§ **Task prompt**:
Search the records for "Graphic". Report every line where it occurs.

§ **Records**:

■ ■ ■

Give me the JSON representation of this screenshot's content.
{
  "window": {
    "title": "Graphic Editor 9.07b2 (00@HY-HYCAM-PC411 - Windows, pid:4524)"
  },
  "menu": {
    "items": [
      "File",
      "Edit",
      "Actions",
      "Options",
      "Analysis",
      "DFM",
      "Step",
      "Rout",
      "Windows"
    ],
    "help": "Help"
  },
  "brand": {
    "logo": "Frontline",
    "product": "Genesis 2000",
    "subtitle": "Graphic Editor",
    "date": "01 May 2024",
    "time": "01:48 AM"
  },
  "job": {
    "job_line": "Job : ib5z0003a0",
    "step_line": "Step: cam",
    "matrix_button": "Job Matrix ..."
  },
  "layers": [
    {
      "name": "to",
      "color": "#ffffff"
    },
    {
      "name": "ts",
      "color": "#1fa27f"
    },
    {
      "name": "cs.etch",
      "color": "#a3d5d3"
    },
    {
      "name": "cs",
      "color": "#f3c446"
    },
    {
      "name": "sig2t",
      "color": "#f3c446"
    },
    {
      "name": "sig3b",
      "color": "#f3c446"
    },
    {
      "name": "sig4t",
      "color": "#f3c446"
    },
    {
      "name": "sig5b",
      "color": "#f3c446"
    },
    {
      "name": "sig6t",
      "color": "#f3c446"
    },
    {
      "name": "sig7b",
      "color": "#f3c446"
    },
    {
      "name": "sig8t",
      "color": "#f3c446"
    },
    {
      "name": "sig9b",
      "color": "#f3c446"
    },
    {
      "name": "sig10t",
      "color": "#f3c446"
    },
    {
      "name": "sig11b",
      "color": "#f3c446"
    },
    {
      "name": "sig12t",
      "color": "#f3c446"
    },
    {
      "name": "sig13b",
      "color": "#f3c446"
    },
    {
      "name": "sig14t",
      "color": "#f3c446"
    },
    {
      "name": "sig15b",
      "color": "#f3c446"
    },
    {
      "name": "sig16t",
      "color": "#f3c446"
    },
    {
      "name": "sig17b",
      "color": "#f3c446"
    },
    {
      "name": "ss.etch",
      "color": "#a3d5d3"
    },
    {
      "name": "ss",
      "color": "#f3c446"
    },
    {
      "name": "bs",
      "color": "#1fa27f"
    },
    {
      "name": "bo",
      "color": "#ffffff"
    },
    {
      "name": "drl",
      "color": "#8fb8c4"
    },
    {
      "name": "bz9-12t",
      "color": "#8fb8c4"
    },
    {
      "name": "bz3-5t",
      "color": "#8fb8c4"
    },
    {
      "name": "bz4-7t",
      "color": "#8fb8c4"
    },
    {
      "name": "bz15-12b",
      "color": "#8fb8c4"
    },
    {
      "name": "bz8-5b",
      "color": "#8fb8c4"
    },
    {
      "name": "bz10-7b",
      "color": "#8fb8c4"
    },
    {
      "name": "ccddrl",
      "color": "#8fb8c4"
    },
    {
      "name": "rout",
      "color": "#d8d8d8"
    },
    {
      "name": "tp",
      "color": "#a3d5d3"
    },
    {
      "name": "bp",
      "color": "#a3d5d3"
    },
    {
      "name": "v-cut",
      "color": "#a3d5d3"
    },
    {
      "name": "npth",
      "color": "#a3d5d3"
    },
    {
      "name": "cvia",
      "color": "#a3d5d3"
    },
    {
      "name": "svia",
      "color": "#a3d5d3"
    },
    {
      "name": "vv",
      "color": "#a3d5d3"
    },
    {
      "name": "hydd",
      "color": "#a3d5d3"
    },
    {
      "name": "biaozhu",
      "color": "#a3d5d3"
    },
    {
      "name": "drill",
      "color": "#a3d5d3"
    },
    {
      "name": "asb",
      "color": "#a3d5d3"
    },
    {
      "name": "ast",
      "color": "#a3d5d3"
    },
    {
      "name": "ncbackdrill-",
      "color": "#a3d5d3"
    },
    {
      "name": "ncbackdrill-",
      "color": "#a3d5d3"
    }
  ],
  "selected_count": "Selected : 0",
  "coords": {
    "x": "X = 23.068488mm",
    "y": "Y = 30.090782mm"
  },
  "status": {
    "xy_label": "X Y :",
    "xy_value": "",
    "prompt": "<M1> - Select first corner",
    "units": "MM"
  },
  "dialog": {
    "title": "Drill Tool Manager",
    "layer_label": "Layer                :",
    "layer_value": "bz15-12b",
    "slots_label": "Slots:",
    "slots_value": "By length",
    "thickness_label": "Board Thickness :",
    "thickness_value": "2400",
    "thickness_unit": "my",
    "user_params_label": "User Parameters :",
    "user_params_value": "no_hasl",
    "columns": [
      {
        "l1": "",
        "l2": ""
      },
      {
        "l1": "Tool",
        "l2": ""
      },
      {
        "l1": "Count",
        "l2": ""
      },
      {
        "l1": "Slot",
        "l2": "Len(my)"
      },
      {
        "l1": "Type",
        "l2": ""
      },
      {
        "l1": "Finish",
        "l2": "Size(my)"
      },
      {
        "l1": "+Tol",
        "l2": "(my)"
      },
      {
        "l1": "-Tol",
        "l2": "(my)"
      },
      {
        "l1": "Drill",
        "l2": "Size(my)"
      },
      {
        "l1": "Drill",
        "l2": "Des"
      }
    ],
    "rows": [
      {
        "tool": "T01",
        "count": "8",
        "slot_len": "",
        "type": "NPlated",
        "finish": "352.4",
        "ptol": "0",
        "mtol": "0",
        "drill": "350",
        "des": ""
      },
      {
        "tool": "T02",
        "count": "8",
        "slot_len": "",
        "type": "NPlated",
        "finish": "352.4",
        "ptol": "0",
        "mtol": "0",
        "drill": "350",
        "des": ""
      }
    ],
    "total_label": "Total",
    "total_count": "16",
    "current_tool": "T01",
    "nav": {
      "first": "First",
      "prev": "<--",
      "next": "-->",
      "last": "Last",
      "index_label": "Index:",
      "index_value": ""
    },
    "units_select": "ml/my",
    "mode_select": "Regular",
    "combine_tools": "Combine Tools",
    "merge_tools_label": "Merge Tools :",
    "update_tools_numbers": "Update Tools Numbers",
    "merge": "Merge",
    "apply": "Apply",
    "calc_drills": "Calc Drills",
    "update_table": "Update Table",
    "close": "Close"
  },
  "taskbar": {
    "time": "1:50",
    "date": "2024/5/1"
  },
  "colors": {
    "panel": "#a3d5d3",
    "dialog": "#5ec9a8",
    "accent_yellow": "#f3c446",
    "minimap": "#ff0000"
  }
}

■ ■ ■

§ **Result**:
    "title": "Graphic Editor 9.07b2 (00@HY-HYCAM-PC411 - Windows, pid:4524)"
    "subtitle": "Graphic Editor",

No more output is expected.